§ **Set problem 1**: Can you extract, unchanged, the lines of the records from their first line through the line containing "text-line: Vorzug haben.", both ends included?

[java] Float and double datatype in Java

The float data type is a single-precision 32-bit IEEE 754 floating point and the double data type is a double-precision 64-bit IEEE 754 floating point.

What does it mean? And when should I use float instead of double or vice-versa?

This question is related to java floating-point double ieee-754

The answer is


This will give error:

public class MyClass {
    public static void main(String args[]) {
        float a = 0.5;
    }
}

/MyClass.java:3: error: incompatible types: possible lossy conversion from double to float float a = 0.5;

This will work perfectly fine

public class MyClass {
    public static void main(String args[]) {
        double a = 0.5;
    }
}

This will also work perfectly fine

public class MyClass {
    public static void main(String args[]) {
        float a = (float)0.5;
    }
}

Reason : Java by default stores real numbers as double to ensure higher precision.

Double takes more space but more precise during computation and float takes less space but less precise.


Floating-point numbers, also known as real numbers, are used when evaluating expressions that require fractional precision. For example, calculations such as square root, or transcendentals such as sine and cosine, result in a value whose precision requires a floating-point type. Java implements the standard (IEEE–754) set of floatingpoint types and operators. There are two kinds of floating-point types, float and double, which represent single- and double-precision numbers, respectively. Their width and ranges are shown here:


   Name     Width in Bits   Range 
    double  64              1 .7e–308 to 1.7e+308
    float   32              3 .4e–038 to 3.4e+038


float

The type float specifies a single-precision value that uses 32 bits of storage. Single precision is faster on some processors and takes half as much space as double precision, but will become imprecise when the values are either very large or very small. Variables of type float are useful when you need a fractional component, but don't require a large degree of precision.

Element-and-box listings
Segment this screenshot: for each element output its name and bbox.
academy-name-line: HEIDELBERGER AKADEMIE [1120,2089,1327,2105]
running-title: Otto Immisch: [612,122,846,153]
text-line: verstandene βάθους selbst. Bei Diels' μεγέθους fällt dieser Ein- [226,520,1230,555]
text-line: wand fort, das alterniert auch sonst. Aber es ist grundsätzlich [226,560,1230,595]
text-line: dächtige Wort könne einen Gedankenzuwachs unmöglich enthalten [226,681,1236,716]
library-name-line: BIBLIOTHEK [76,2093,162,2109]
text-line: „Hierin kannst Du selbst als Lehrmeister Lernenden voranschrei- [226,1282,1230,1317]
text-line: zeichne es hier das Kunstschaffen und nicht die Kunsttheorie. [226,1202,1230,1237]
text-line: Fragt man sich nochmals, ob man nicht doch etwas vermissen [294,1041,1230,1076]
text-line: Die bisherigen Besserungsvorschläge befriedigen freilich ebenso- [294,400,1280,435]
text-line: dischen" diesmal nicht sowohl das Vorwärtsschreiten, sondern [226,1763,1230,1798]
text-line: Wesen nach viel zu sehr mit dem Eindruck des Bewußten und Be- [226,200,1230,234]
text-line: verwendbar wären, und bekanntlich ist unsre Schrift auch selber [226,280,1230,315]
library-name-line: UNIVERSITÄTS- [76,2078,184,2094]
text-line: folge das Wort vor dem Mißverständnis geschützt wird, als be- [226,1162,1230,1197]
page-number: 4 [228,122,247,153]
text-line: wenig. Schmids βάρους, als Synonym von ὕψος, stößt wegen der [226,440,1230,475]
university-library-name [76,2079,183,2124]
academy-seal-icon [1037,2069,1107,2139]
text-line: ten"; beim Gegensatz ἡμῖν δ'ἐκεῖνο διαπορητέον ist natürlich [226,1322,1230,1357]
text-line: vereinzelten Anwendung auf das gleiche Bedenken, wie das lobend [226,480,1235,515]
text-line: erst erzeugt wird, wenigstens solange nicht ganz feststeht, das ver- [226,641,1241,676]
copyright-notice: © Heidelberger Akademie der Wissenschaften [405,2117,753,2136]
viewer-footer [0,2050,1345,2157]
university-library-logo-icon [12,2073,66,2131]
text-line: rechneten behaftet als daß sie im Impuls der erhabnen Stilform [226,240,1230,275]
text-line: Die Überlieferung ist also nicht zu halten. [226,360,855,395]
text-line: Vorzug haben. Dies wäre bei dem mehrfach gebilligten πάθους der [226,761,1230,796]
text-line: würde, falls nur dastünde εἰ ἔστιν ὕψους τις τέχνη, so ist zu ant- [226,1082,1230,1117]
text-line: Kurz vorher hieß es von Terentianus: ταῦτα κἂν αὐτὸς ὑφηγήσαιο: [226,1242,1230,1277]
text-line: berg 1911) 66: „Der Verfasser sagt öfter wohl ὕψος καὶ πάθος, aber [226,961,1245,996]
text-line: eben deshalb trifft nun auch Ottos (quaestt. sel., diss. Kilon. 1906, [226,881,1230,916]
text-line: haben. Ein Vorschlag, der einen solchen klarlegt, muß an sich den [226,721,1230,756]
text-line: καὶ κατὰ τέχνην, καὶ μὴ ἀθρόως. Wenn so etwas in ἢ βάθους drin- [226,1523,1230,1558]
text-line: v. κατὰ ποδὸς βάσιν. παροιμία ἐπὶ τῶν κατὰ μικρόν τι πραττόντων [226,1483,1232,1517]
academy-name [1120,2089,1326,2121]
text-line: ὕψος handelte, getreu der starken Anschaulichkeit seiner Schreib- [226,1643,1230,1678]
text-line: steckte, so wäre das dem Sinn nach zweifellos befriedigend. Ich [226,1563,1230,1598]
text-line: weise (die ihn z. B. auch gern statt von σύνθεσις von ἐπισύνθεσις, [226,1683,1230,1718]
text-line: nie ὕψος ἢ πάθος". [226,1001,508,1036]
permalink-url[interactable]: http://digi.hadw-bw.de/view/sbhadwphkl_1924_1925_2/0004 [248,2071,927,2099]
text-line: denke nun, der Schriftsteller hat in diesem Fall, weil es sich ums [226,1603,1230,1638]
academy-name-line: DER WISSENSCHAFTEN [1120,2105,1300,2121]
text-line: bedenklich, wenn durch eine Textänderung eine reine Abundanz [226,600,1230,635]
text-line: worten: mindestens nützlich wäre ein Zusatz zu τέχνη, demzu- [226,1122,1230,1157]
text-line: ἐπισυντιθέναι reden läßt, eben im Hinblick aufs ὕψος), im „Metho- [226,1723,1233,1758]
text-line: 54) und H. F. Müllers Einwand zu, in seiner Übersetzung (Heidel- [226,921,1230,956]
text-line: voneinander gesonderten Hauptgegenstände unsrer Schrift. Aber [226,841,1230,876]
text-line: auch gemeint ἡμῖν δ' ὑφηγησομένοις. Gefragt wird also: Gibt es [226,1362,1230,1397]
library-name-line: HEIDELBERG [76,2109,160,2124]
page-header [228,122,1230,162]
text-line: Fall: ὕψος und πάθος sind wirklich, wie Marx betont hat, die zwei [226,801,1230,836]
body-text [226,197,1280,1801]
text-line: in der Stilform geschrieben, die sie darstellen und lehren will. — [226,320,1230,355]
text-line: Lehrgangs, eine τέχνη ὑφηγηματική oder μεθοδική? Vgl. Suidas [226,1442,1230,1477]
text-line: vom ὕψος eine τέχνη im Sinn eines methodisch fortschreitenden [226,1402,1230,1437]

§ **Set problem 2**: Could you continue the forum thread on float and double in Java from its last sentence?

§ **Final result 1**:
Segment this screenshot: for each element output its name and bbox.
academy-name-line: HEIDELBERGER AKADEMIE [1120,2089,1327,2105]
running-title: Otto Immisch: [612,122,846,153]
text-line: verstandene βάθους selbst. Bei Diels' μεγέθους fällt dieser Ein- [226,520,1230,555]
text-line: wand fort, das alterniert auch sonst. Aber es ist grundsätzlich [226,560,1230,595]
text-line: dächtige Wort könne einen Gedankenzuwachs unmöglich enthalten [226,681,1236,716]
library-name-line: BIBLIOTHEK [76,2093,162,2109]
text-line: „Hierin kannst Du selbst als Lehrmeister Lernenden voranschrei- [226,1282,1230,1317]
text-line: zeichne es hier das Kunstschaffen und nicht die Kunsttheorie. [226,1202,1230,1237]
text-line: Fragt man sich nochmals, ob man nicht doch etwas vermissen [294,1041,1230,1076]
text-line: Die bisherigen Besserungsvorschläge befriedigen freilich ebenso- [294,400,1280,435]
text-line: dischen" diesmal nicht sowohl das Vorwärtsschreiten, sondern [226,1763,1230,1798]
text-line: Wesen nach viel zu sehr mit dem Eindruck des Bewußten und Be- [226,200,1230,234]
text-line: verwendbar wären, und bekanntlich ist unsre Schrift auch selber [226,280,1230,315]
library-name-line: UNIVERSITÄTS- [76,2078,184,2094]
text-line: folge das Wort vor dem Mißverständnis geschützt wird, als be- [226,1162,1230,1197]
page-number: 4 [228,122,247,153]
text-line: wenig. Schmids βάρους, als Synonym von ὕψος, stößt wegen der [226,440,1230,475]
university-library-name [76,2079,183,2124]
academy-seal-icon [1037,2069,1107,2139]
text-line: ten"; beim Gegensatz ἡμῖν δ'ἐκεῖνο διαπορητέον ist natürlich [226,1322,1230,1357]
text-line: vereinzelten Anwendung auf das gleiche Bedenken, wie das lobend [226,480,1235,515]
text-line: erst erzeugt wird, wenigstens solange nicht ganz feststeht, das ver- [226,641,1241,676]
copyright-notice: © Heidelberger Akademie der Wissenschaften [405,2117,753,2136]
viewer-footer [0,2050,1345,2157]
university-library-logo-icon [12,2073,66,2131]
text-line: rechneten behaftet als daß sie im Impuls der erhabnen Stilform [226,240,1230,275]
text-line: Die Überlieferung ist also nicht zu halten. [226,360,855,395]
text-line: Vorzug haben. Dies wäre bei dem mehrfach gebilligten πάθους der [226,761,1230,796]

§ **Final result 2**:
Here are some example float variable declarations:

float hightemp, lowtemp;


double

Double precision, as denoted by the double keyword, uses 64 bits to store a value. Double precision is actually faster than single precision on some modern processors that have been optimized for high-speed mathematical calculations. All transcendental math functions, such as sin( ), cos( ), and sqrt( ), return double values. When you need to maintain accuracy over many iterative calculations, or are manipulating large-valued numbers, double is the best choice.


According to the IEEE standards, float is a 32 bit representation of a real number while double is a 64 bit representation.

In Java programs we normally mostly see the use of double data type. It's just to avoid overflows as the range of numbers that can be accommodated using the double data type is more that the range when float is used.

Also when high precision is required, the use of double is encouraged. Few library methods that were implemented a long time ago still requires the use of float data type as a must (that is only because it was implemented using float, nothing else!).

But if you are certain that your program requires small numbers and an overflow won't occur with your use of float, then the use of float will largely improve your space complexity as floats require half the memory as required by double.


This example illustrates how to extract the sign (the leftmost bit), exponent (the 8 following bits) and mantissa (the 23 rightmost bits) from a float in Java.

int bits = Float.floatToIntBits(-0.005f);
int sign = bits >>> 31;
int exp = (bits >>> 23 & ((1 << 8) - 1)) - ((1 << 7) - 1);
int mantissa = bits & ((1 << 23) - 1);
System.out.println(sign + " " + exp + " " + mantissa + " " +
  Float.intBitsToFloat((sign << 31) | (exp + ((1 << 7) - 1)) << 23 | mantissa));

The same approach can be used for double’s (11 bit exponent and 52 bit mantissa).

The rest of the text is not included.